— OBJECTIVE —
Quote the listing below in its entirety, omitting every image.

— ENTRIES SHOWN —
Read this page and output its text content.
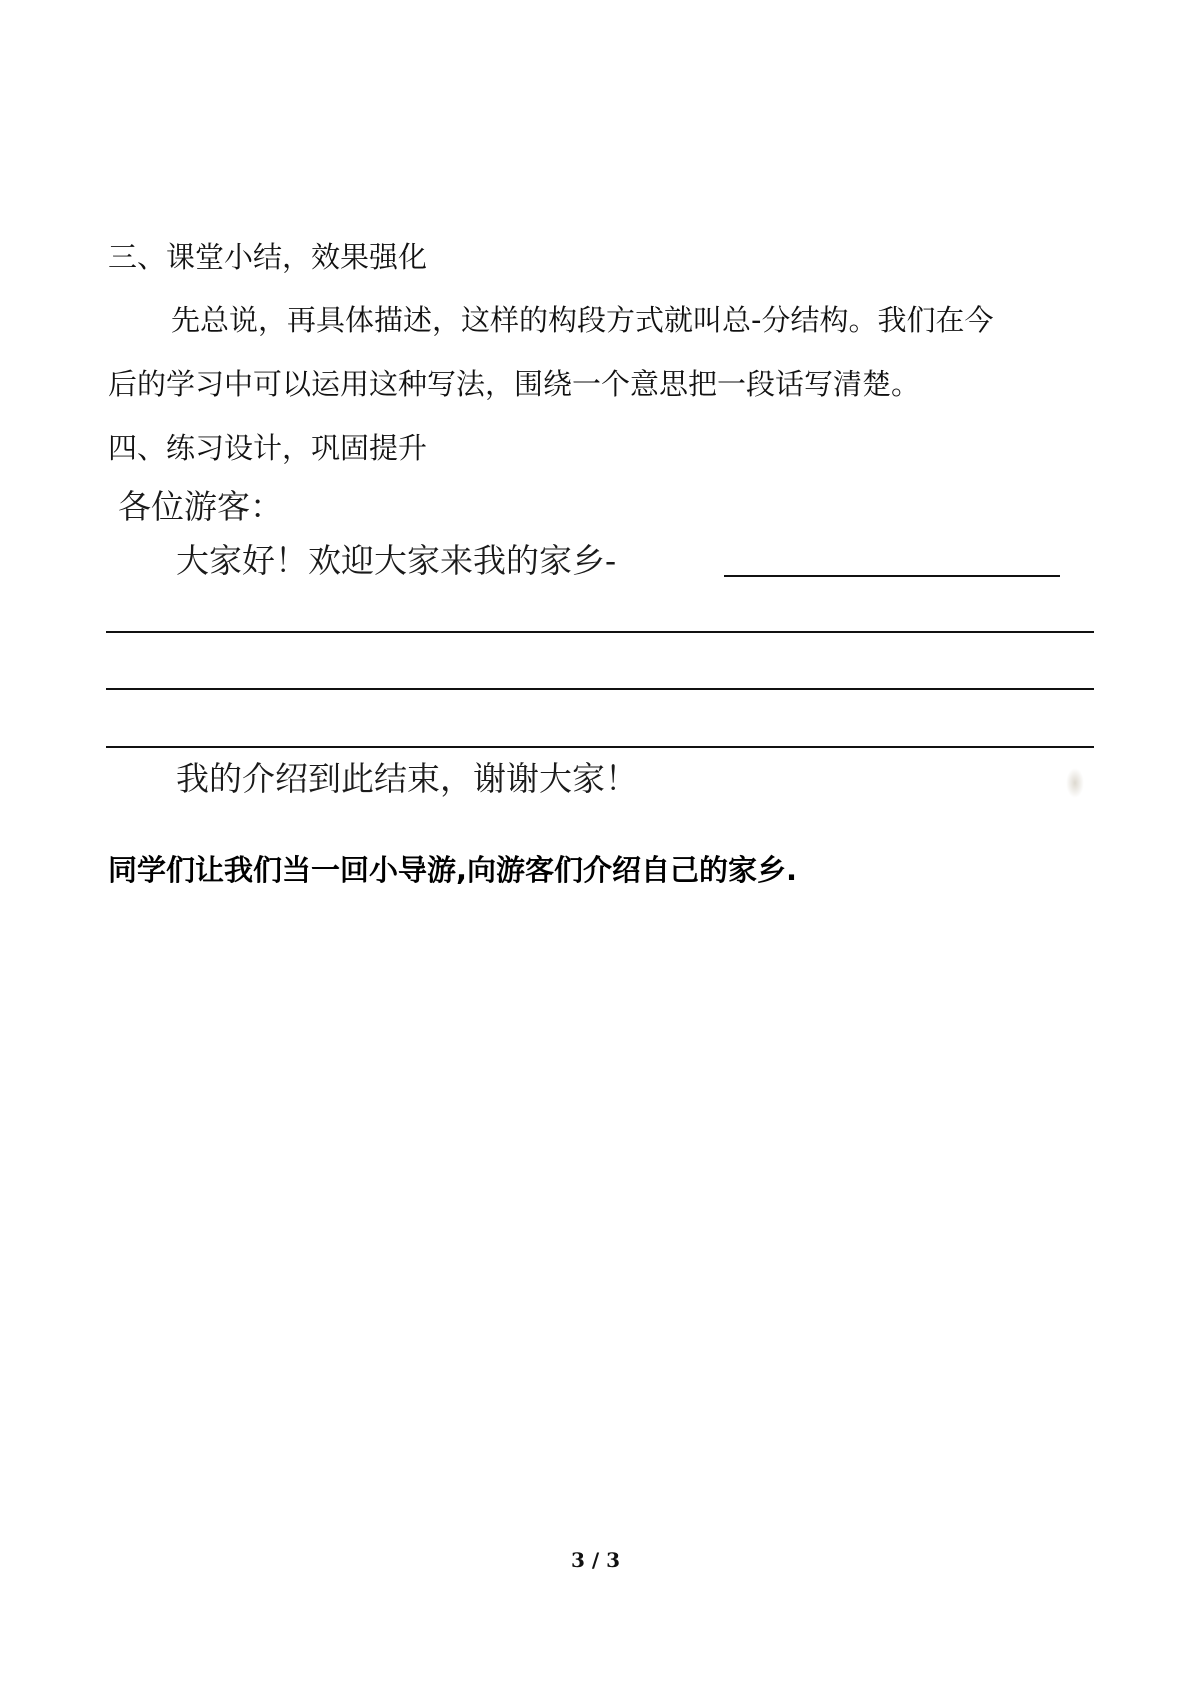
三、课堂小结，效果强化
先总说，再具体描述，这样的构段方式就叫总-分结构。我们在今
后的学习中可以运用这种写法，围绕一个意思把一段话写清楚。
四、练习设计，巩固提升
各位游客：
大家好！欢迎大家来我的家乡-
我的介绍到此结束，谢谢大家！
同学们让我们当一回小导游,向游客们介绍自己的家乡.
3 / 3
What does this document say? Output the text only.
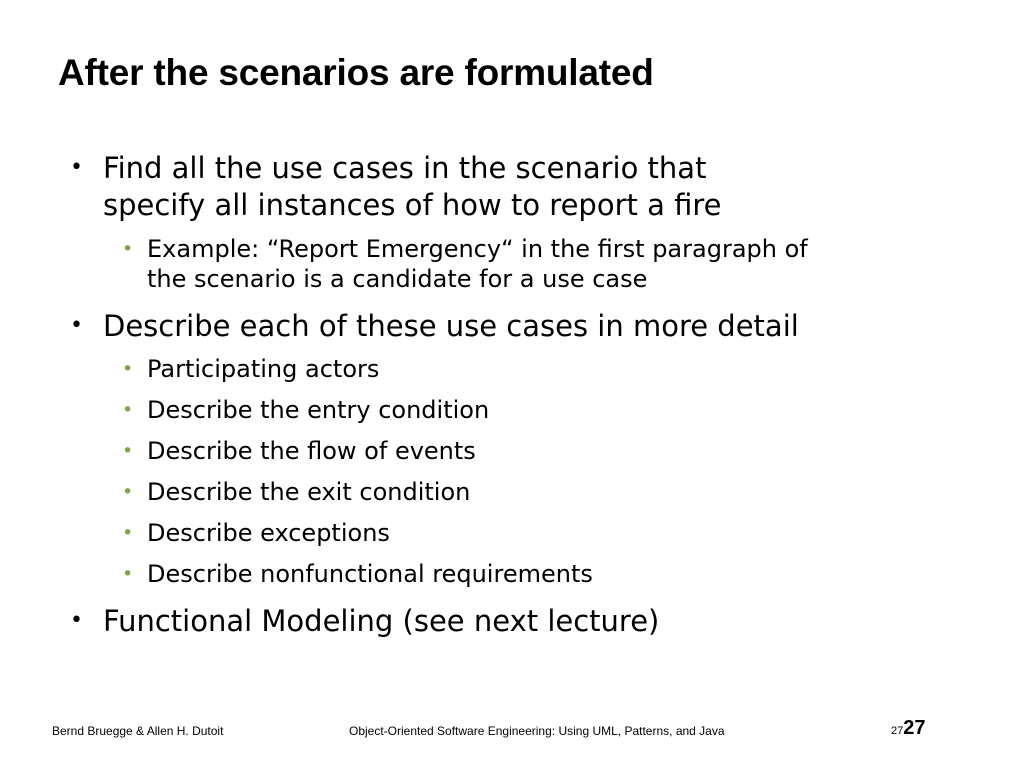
After the scenarios are formulated
• Find all the use cases in the scenario that
specify all instances of how to report a fire
• Example: “Report Emergency“ in the first paragraph of
the scenario is a candidate for a use case
• Describe each of these use cases in more detail
• Participating actors
• Describe the entry condition
• Describe the flow of events
• Describe the exit condition
• Describe exceptions
• Describe nonfunctional requirements
• Functional Modeling (see next lecture)
Bernd Bruegge & Allen H. Dutoit	Object-Oriented Software Engineering: Using UML, Patterns, and Java	2727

— SOLUTION TO THIS TASK —
Read this page and output its text content.
三、课堂小结，效果强化
先总说，再具体描述，这样的构段方式就叫总-分结构。我们在今
后的学习中可以运用这种写法，围绕一个意思把一段话写清楚。
四、练习设计，巩固提升
各位游客：
大家好！欢迎大家来我的家乡-
我的介绍到此结束，谢谢大家！
同学们让我们当一回小导游,向游客们介绍自己的家乡.
3 / 3
What does this document say? Output the text only.
After the scenarios are formulated
• Find all the use cases in the scenario that
specify all instances of how to report a fire
• Example: “Report Emergency“ in the first paragraph of
the scenario is a candidate for a use case
• Describe each of these use cases in more detail
• Participating actors
• Describe the entry condition
• Describe the flow of events
• Describe the exit condition
• Describe exceptions
• Describe nonfunctional requirements
• Functional Modeling (see next lecture)
Bernd Bruegge & Allen H. Dutoit	Object-Oriented Software Engineering: Using UML, Patterns, and Java	2727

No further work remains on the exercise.